SET TASK
Copy every entry word for word. Skip the pictures.

## begin EXERCISE INPUTS

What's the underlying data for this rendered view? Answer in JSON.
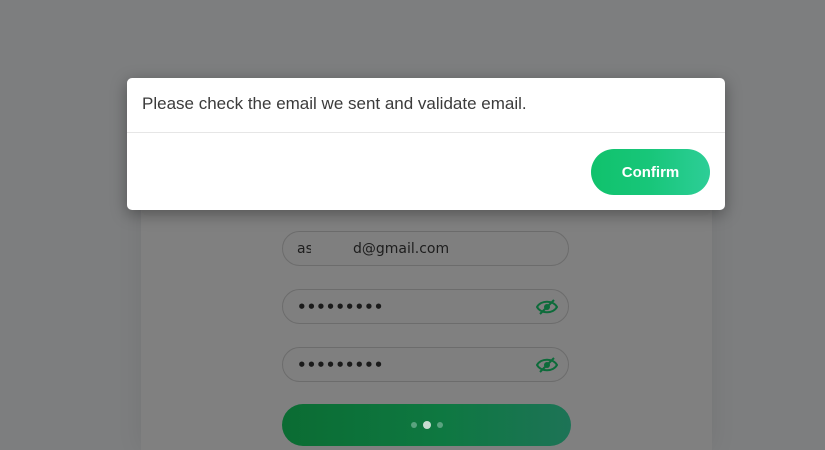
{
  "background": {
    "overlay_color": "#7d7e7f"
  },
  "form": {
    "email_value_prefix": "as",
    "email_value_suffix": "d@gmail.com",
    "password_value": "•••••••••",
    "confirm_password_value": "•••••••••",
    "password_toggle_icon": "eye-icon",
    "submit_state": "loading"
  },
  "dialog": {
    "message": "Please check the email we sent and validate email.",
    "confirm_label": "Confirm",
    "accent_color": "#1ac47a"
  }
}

## end EXERCISE INPUTS

FINISHED EXERCISE
What's the underlying data for this rendered view? Answer in JSON.
{
  "background": {
    "overlay_color": "#7d7e7f"
  },
  "form": {
    "email_value_prefix": "as",
    "email_value_suffix": "d@gmail.com",
    "password_value": "•••••••••",
    "confirm_password_value": "•••••••••",
    "password_toggle_icon": "eye-icon",
    "submit_state": "loading"
  },
  "dialog": {
    "message": "Please check the email we sent and validate email.",
    "confirm_label": "Confirm",
    "accent_color": "#1ac47a"
  }
}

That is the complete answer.